» Data for this task
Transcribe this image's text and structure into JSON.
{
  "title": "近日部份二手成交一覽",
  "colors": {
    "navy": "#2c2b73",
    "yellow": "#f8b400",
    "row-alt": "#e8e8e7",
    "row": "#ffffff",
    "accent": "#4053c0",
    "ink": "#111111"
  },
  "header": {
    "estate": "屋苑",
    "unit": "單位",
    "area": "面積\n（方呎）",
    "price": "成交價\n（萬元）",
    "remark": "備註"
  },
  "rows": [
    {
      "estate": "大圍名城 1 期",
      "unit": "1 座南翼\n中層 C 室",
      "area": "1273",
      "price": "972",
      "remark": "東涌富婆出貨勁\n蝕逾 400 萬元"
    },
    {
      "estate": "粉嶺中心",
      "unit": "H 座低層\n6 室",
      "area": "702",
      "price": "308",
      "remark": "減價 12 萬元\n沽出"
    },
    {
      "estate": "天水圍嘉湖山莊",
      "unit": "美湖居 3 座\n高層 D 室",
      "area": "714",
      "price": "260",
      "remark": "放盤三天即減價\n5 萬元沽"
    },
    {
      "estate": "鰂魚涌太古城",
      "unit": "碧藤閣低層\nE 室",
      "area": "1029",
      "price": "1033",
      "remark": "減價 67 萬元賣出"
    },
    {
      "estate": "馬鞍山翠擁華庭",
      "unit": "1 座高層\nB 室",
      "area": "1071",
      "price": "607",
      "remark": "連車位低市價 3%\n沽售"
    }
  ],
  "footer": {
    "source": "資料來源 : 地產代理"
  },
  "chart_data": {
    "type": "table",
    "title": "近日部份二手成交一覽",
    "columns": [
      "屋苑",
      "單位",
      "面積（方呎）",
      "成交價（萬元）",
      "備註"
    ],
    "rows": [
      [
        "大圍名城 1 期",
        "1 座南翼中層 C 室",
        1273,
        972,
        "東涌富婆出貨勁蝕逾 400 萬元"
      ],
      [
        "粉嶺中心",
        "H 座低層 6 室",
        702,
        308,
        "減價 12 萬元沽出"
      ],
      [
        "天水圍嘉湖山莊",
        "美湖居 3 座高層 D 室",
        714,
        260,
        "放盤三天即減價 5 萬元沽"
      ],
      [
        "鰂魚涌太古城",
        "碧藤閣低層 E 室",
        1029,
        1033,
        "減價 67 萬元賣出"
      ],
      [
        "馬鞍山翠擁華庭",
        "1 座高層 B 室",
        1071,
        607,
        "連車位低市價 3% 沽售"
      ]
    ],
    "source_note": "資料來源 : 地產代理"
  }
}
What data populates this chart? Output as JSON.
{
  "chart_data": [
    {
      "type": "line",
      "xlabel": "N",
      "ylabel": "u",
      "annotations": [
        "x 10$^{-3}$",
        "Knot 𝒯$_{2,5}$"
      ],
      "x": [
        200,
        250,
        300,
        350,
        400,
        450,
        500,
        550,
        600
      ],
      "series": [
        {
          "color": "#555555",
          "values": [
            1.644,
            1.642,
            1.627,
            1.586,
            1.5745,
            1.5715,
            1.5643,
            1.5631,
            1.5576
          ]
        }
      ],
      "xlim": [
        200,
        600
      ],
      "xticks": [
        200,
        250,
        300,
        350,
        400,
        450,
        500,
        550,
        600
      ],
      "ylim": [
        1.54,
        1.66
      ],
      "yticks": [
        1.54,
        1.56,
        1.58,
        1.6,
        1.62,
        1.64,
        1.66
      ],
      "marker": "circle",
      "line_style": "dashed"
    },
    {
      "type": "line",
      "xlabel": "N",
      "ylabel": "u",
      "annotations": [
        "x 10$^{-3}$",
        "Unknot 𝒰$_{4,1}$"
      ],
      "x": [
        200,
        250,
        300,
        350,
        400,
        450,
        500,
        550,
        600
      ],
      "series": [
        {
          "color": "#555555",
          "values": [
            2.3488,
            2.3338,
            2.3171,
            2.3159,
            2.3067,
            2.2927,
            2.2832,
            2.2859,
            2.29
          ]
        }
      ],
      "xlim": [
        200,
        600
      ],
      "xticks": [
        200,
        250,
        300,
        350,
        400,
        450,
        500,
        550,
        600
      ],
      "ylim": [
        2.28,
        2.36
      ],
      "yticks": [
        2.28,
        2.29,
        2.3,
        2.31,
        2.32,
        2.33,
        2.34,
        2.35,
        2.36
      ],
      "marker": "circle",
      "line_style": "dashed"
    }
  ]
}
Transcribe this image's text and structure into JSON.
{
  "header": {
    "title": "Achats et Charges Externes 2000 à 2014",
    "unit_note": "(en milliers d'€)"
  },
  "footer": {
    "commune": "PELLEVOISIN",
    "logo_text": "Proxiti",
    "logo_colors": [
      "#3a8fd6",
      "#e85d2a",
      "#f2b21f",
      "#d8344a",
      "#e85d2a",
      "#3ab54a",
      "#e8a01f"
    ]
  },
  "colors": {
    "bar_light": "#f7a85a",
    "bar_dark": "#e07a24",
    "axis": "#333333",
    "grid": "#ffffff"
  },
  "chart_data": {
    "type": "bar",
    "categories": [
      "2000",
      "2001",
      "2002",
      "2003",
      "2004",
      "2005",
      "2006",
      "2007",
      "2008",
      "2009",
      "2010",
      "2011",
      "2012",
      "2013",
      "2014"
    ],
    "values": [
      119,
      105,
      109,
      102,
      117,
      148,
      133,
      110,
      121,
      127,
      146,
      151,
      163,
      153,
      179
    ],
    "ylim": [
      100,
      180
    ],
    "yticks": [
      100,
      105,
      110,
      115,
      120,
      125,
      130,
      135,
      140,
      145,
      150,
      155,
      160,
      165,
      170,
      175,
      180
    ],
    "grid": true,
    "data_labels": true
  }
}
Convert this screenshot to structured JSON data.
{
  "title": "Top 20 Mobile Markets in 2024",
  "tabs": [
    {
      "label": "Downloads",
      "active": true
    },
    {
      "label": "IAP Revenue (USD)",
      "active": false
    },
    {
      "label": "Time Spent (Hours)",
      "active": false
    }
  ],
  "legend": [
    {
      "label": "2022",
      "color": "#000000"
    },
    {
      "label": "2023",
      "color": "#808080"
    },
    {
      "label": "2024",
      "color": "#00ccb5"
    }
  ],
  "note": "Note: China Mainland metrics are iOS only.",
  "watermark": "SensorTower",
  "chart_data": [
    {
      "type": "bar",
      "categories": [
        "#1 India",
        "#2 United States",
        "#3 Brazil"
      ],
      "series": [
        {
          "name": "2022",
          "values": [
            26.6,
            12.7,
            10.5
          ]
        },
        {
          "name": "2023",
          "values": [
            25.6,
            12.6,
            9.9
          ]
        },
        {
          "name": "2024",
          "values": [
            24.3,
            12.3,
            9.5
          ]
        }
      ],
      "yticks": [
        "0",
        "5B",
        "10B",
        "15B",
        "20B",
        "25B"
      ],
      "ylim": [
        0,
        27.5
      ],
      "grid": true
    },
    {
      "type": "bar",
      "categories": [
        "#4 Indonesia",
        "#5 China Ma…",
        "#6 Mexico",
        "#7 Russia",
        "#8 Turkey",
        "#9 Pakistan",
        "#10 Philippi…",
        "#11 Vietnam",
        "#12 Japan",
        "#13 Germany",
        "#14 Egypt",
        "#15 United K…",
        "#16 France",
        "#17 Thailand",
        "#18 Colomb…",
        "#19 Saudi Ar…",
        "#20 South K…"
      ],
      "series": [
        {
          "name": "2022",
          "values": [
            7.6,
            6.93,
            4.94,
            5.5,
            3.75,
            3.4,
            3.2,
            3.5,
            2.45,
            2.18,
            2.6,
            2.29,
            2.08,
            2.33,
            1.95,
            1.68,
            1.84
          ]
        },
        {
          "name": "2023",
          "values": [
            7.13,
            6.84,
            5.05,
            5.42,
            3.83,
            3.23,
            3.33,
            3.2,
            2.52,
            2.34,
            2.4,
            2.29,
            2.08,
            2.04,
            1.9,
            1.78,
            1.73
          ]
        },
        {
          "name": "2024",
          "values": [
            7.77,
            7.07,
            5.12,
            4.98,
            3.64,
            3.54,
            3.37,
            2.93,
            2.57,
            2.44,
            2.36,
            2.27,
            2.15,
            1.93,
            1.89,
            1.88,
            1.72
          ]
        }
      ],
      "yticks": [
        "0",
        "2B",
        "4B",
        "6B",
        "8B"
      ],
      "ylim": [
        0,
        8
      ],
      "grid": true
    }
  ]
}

» Short exercise
Pick out and copy the lines of the entries that hold the string "地產代理".

» The result
    "source": "資料來源 : 地產代理"
    "source_note": "資料來源 : 地產代理"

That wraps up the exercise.